Task material:
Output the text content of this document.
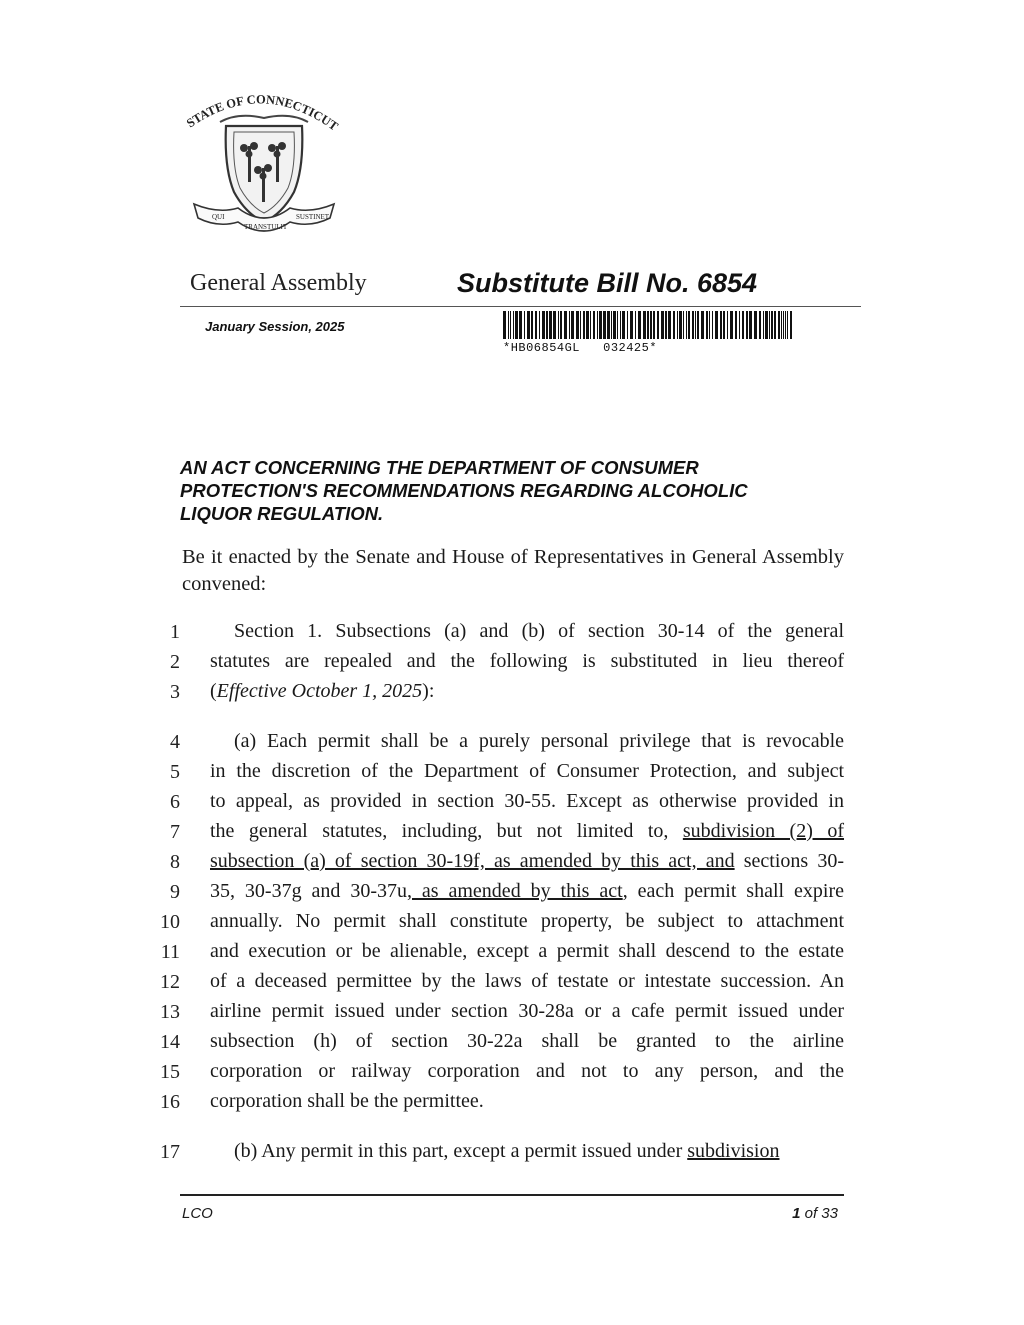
STATE OF CONNECTICUT
QUI
TRANSTULIT
SUSTINET
General Assembly	Substitute Bill No. 6854
January Session, 2025
*HB06854GL   032425*
AN ACT CONCERNING THE DEPARTMENT OF CONSUMER
PROTECTION'S RECOMMENDATIONS REGARDING ALCOHOLIC
LIQUOR REGULATION.
Be it enacted by the Senate and House of Representatives in General Assembly convened:
1	Section 1. Subsections (a) and (b) of section 30-14 of the general
2 statutes are repealed and the following is substituted in lieu thereof
3 (Effective October 1, 2025):
4	(a) Each permit shall be a purely personal privilege that is revocable
5 in the discretion of the Department of Consumer Protection, and subject
6 to appeal, as provided in section 30-55. Except as otherwise provided in
7 the general statutes, including, but not limited to, subdivision (2) of
8 subsection (a) of section 30-19f, as amended by this act, and sections 30-
9 35, 30-37g and 30-37u, as amended by this act, each permit shall expire
10 annually. No permit shall constitute property, be subject to attachment
11 and execution or be alienable, except a permit shall descend to the estate
12 of a deceased permittee by the laws of testate or intestate succession. An
13 airline permit issued under section 30-28a or a cafe permit issued under
14 subsection (h) of section 30-22a shall be granted to the airline
15 corporation or railway corporation and not to any person, and the
16 corporation shall be the permittee.
17	(b) Any permit in this part, except a permit issued under subdivision
LCO	1 of 33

Problem description: Omit the pictures, then quote the rest of the material above exactly.

Exercise output:
Output the text content of this document.
STATE OF CONNECTICUT
QUI
TRANSTULIT
SUSTINET
General Assembly	Substitute Bill No. 6854
January Session, 2025
*HB06854GL   032425*
AN ACT CONCERNING THE DEPARTMENT OF CONSUMER
PROTECTION'S RECOMMENDATIONS REGARDING ALCOHOLIC
LIQUOR REGULATION.
Be it enacted by the Senate and House of Representatives in General Assembly convened:
1	Section 1. Subsections (a) and (b) of section 30-14 of the general
2 statutes are repealed and the following is substituted in lieu thereof
3 (Effective October 1, 2025):
4	(a) Each permit shall be a purely personal privilege that is revocable
5 in the discretion of the Department of Consumer Protection, and subject
6 to appeal, as provided in section 30-55. Except as otherwise provided in
7 the general statutes, including, but not limited to, subdivision (2) of
8 subsection (a) of section 30-19f, as amended by this act, and sections 30-
9 35, 30-37g and 30-37u, as amended by this act, each permit shall expire
10 annually. No permit shall constitute property, be subject to attachment
11 and execution or be alienable, except a permit shall descend to the estate
12 of a deceased permittee by the laws of testate or intestate succession. An
13 airline permit issued under section 30-28a or a cafe permit issued under
14 subsection (h) of section 30-22a shall be granted to the airline
15 corporation or railway corporation and not to any person, and the
16 corporation shall be the permittee.
17	(b) Any permit in this part, except a permit issued under subdivision
LCO	1 of 33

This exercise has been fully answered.